__Given task__.
Only lines with the string "平川镇黄家堡村八社" matter here; gather them from the material below.

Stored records
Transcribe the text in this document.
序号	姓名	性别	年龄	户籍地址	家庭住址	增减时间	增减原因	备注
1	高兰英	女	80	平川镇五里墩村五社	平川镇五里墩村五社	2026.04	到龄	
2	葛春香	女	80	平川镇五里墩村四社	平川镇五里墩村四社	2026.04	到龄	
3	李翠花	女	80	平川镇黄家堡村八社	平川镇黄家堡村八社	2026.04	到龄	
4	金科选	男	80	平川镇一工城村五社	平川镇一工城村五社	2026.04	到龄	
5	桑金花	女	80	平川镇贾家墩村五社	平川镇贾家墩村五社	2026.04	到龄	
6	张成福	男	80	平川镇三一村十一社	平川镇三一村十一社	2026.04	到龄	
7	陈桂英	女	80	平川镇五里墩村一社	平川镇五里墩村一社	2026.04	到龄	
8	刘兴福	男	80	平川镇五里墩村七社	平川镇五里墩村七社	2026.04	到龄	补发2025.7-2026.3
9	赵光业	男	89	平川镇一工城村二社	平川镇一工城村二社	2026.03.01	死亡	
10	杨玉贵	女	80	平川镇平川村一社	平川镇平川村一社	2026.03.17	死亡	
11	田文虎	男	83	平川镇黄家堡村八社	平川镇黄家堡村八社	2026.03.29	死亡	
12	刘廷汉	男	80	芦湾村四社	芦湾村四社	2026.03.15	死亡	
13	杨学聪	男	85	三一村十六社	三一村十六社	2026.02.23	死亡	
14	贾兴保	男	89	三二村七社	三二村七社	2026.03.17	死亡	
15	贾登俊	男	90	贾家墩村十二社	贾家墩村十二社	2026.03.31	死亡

__Full answer__.
3	李翠花	女	80	平川镇黄家堡村八社	平川镇黄家堡村八社	2026.04	到龄	
11	田文虎	男	83	平川镇黄家堡村八社	平川镇黄家堡村八社	2026.03.29	死亡	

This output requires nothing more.